Exercise description: Filter the entries that follow, copying every line in which the word "JSON" appears.
◆ ◆ ◆ ◆ ◆ ◆ ◆
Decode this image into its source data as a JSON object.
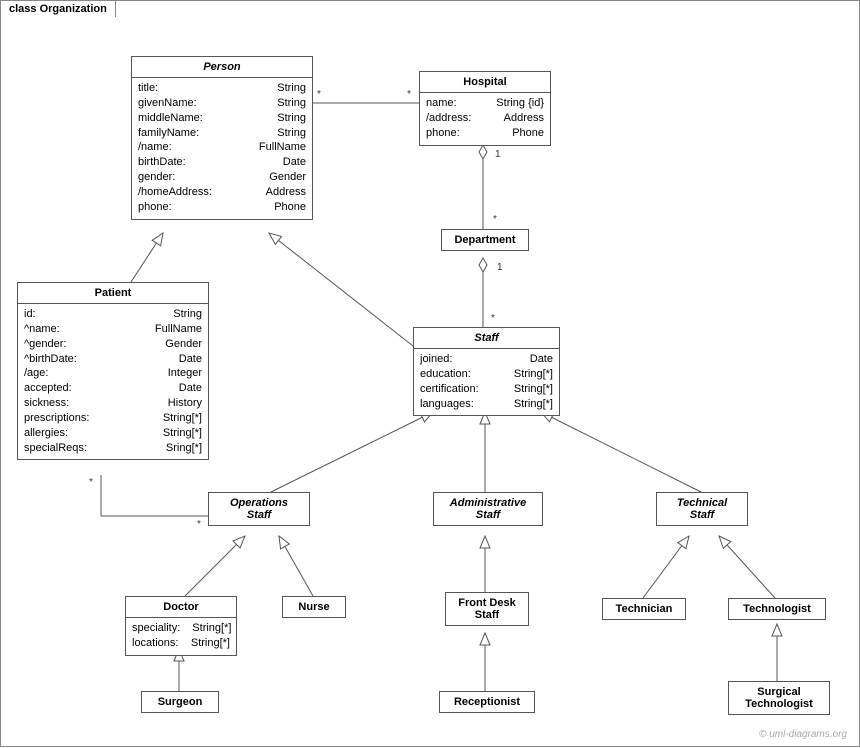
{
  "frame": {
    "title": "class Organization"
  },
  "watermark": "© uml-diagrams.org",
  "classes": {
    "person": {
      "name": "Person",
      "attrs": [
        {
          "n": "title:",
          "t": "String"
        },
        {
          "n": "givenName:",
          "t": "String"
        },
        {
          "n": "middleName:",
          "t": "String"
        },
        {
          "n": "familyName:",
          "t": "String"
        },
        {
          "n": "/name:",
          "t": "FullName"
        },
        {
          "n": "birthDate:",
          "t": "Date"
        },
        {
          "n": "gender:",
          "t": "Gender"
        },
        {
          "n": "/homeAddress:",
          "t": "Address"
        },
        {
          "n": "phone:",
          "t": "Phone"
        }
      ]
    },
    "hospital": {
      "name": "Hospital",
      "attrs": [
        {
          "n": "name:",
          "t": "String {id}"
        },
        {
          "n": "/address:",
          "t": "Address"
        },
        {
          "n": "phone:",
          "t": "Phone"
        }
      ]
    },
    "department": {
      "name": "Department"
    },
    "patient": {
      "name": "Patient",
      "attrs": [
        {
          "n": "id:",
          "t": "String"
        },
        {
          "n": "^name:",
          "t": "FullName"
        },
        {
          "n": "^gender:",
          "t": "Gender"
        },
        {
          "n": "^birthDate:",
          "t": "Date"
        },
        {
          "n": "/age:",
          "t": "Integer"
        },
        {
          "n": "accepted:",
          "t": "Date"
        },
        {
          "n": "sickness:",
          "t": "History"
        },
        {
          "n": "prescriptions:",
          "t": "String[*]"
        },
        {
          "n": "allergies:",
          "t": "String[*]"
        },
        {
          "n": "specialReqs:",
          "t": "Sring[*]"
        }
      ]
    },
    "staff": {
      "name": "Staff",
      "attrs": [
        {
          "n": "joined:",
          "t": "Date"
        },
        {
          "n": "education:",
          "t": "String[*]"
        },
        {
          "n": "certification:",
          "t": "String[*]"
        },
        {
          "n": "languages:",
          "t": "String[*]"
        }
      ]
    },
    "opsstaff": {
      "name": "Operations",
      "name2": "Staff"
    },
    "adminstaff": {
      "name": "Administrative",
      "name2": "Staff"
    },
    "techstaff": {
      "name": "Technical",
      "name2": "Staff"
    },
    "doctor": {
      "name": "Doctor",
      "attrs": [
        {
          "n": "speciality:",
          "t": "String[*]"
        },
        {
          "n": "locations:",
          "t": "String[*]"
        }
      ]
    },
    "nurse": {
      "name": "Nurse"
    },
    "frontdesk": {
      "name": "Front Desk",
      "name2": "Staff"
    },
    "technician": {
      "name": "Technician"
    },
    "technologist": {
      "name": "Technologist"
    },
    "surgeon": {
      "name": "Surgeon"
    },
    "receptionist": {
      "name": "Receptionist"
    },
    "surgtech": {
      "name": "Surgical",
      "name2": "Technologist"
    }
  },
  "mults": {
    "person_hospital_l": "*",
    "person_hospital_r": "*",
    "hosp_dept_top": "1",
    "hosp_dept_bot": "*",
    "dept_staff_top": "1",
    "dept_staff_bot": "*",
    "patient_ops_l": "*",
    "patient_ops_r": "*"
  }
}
◆ ◆ ◆ ◆ ◆ ◆ ◆
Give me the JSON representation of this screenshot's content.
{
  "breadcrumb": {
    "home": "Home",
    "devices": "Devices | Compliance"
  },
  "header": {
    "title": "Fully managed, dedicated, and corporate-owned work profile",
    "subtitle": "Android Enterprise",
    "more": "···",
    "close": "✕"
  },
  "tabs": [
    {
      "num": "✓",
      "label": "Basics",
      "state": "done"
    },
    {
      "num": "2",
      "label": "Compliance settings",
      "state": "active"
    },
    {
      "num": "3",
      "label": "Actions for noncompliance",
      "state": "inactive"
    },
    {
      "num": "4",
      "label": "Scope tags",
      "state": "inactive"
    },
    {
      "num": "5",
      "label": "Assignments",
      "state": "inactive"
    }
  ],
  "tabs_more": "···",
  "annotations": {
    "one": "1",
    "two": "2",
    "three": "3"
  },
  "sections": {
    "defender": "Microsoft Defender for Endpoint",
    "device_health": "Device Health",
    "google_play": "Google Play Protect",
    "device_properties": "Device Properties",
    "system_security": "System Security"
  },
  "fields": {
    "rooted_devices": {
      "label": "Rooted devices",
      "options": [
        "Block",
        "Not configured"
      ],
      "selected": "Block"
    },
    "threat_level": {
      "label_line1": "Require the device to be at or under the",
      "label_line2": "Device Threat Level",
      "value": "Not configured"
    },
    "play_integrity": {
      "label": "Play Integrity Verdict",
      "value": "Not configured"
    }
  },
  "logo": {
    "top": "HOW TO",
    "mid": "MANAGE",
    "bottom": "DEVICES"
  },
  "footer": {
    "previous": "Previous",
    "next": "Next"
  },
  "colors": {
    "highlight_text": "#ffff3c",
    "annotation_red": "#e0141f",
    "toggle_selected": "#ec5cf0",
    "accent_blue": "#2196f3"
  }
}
◆ ◆ ◆ ◆ ◆ ◆ ◆
Exercise answer:
Decode this image into its source data as a JSON object.
Give me the JSON representation of this screenshot's content.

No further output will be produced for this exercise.